## WHAT YOU ARE ASKED TO DO
Report every line from the material that contains the word "name".

## WORKING DATA
* * *

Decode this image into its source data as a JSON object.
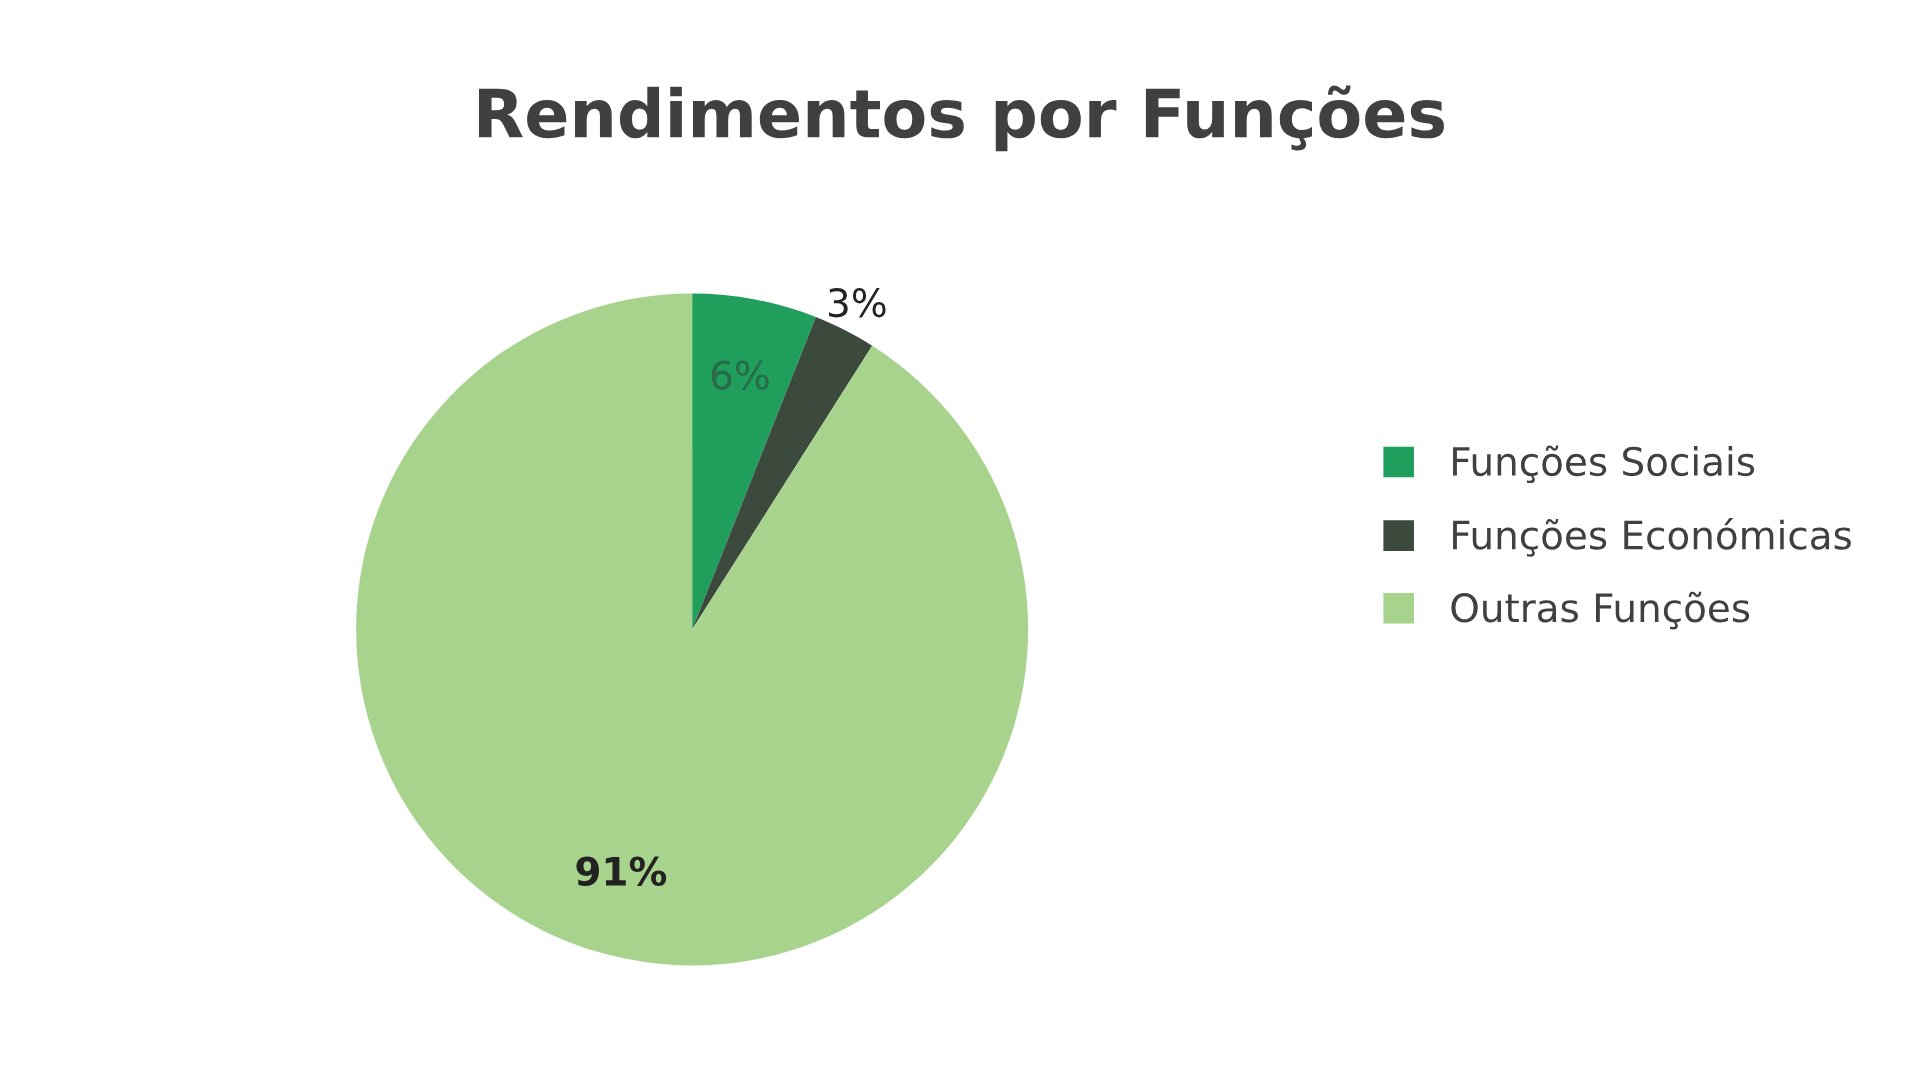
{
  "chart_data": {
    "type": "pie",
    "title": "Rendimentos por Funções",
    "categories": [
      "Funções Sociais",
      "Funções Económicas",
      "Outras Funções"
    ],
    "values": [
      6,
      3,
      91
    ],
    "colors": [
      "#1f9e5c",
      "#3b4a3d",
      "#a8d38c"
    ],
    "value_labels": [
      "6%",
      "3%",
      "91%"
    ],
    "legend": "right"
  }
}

* * *

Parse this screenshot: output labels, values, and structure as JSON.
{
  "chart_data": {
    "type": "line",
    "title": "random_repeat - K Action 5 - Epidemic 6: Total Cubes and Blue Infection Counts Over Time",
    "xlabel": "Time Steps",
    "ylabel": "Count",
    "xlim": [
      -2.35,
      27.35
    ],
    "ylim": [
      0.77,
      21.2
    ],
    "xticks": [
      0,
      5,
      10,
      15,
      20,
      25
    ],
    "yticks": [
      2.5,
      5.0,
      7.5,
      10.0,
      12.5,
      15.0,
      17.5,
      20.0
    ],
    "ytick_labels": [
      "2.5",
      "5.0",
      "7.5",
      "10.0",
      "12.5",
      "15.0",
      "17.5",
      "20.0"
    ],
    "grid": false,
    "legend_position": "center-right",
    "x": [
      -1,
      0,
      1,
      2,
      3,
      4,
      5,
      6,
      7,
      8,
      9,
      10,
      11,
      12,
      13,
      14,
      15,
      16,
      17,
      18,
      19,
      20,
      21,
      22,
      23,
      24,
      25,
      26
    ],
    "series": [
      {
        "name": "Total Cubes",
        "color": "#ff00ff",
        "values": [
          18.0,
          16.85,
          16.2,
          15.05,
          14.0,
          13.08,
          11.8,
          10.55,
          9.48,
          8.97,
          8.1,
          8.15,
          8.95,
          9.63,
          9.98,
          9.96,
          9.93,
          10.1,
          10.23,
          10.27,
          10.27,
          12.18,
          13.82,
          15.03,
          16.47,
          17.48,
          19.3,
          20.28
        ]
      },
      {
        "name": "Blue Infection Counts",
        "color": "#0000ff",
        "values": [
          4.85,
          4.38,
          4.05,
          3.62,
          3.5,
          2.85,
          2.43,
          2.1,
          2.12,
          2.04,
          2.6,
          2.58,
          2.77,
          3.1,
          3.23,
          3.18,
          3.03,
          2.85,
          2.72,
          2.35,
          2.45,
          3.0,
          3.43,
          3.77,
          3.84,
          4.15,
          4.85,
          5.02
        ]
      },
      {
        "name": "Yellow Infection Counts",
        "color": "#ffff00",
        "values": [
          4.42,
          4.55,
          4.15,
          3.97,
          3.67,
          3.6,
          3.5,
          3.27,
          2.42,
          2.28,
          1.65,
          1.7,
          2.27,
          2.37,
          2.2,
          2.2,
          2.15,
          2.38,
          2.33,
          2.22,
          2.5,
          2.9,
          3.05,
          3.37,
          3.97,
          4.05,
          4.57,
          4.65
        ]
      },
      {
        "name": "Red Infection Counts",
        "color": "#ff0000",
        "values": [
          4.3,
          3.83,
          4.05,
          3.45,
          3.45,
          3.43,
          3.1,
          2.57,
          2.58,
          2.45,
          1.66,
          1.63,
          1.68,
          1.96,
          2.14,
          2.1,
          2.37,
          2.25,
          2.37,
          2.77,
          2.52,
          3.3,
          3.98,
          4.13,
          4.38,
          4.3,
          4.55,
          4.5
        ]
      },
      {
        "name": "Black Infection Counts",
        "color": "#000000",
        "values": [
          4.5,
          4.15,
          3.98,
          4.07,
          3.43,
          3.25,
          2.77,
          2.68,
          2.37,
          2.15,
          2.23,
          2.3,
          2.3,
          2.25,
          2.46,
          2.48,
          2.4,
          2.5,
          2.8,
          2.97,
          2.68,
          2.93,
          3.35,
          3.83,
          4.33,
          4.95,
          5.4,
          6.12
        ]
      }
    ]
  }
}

* * *

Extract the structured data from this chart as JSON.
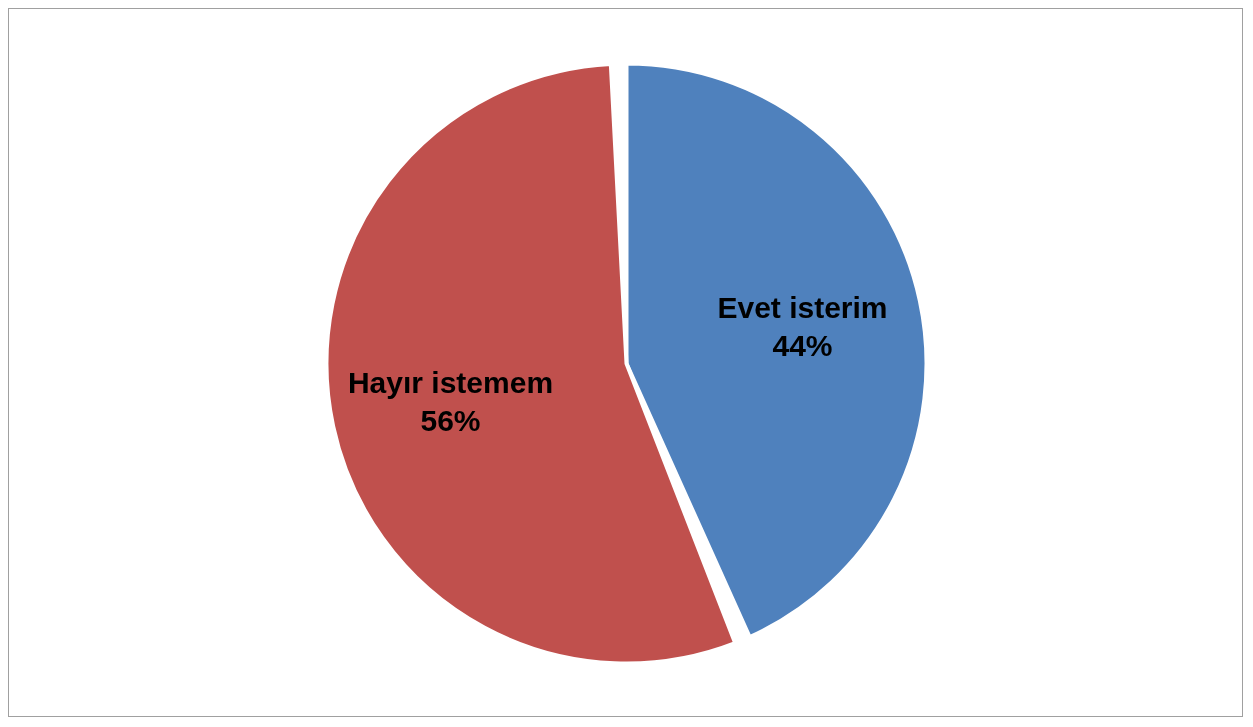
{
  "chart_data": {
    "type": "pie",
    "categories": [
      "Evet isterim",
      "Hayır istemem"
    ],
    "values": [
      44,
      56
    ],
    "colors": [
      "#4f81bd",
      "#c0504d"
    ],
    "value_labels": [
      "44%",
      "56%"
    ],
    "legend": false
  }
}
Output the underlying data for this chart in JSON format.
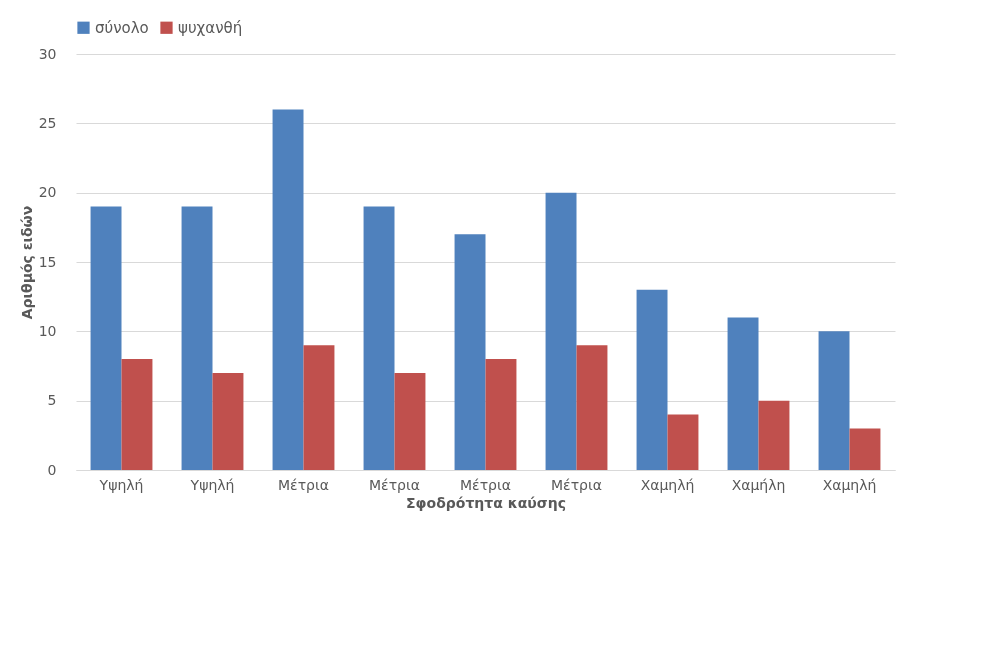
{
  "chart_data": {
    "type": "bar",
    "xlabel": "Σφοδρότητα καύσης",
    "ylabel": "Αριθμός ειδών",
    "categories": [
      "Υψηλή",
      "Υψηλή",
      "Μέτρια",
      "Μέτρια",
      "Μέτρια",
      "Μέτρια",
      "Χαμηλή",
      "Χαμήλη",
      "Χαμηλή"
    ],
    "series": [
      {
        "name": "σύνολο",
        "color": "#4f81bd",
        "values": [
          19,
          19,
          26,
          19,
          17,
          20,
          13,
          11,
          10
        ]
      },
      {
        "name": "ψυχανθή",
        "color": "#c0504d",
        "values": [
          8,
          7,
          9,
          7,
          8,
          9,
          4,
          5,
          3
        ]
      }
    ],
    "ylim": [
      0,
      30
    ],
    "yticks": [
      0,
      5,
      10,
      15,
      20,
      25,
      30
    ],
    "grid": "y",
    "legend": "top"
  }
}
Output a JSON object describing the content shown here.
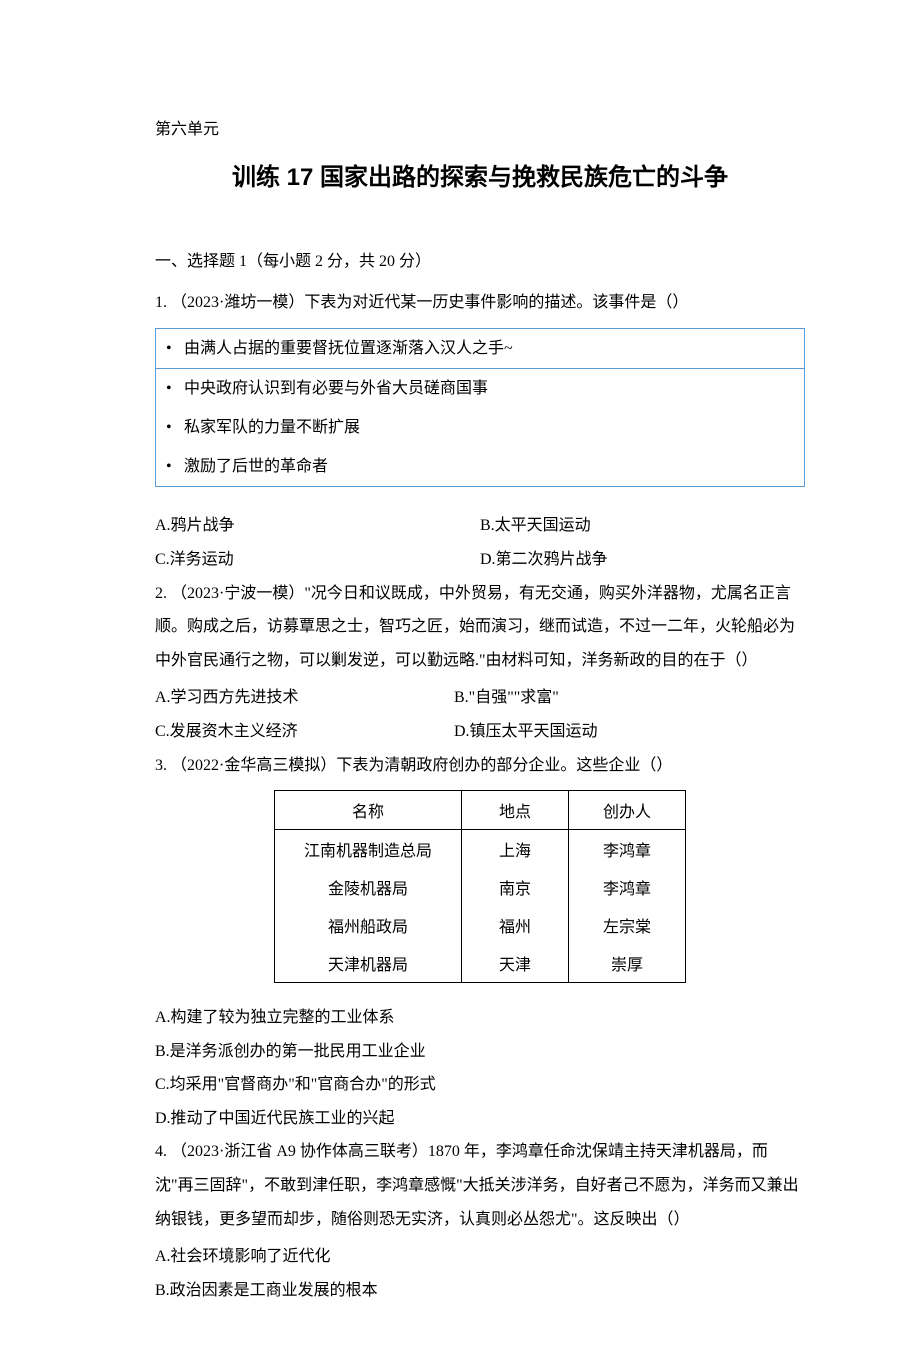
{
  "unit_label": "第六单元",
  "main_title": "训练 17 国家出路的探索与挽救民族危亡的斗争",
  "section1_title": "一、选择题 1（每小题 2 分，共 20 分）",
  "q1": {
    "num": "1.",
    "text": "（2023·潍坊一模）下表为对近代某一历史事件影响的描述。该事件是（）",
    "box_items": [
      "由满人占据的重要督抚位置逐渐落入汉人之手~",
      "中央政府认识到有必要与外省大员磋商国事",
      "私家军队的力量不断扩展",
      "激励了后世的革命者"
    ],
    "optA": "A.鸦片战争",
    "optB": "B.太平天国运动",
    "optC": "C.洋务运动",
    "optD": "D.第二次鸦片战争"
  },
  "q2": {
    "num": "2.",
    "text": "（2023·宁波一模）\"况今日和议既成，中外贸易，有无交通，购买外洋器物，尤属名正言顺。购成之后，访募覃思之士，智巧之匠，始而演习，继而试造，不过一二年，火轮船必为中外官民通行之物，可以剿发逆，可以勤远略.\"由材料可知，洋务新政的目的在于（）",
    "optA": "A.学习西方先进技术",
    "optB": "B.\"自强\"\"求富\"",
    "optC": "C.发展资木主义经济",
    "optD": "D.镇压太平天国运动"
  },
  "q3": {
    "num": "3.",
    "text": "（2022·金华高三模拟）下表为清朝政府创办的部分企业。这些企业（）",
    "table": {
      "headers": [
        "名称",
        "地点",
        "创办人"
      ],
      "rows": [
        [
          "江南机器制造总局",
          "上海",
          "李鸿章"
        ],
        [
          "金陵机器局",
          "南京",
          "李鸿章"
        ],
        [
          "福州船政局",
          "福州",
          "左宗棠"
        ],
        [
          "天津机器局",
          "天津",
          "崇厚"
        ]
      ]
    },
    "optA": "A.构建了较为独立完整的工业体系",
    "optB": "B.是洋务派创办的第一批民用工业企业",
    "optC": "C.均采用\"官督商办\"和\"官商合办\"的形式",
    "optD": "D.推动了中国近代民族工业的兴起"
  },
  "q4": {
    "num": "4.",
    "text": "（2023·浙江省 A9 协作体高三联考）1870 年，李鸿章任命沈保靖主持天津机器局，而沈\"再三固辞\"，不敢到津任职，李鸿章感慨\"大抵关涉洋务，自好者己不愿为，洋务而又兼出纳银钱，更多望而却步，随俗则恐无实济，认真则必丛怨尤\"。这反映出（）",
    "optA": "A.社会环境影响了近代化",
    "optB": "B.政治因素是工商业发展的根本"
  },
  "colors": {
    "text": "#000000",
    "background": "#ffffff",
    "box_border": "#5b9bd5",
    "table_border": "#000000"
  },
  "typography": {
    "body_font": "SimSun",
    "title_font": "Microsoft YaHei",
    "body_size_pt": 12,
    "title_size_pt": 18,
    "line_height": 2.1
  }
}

* * *

## ANSWER
        "name": "Total Cubes",
        "name": "Blue Infection Counts",
        "name": "Yellow Infection Counts",
        "name": "Red Infection Counts",
        "name": "Black Infection Counts",
        "name": "σύνολο",
        "name": "ψυχανθή",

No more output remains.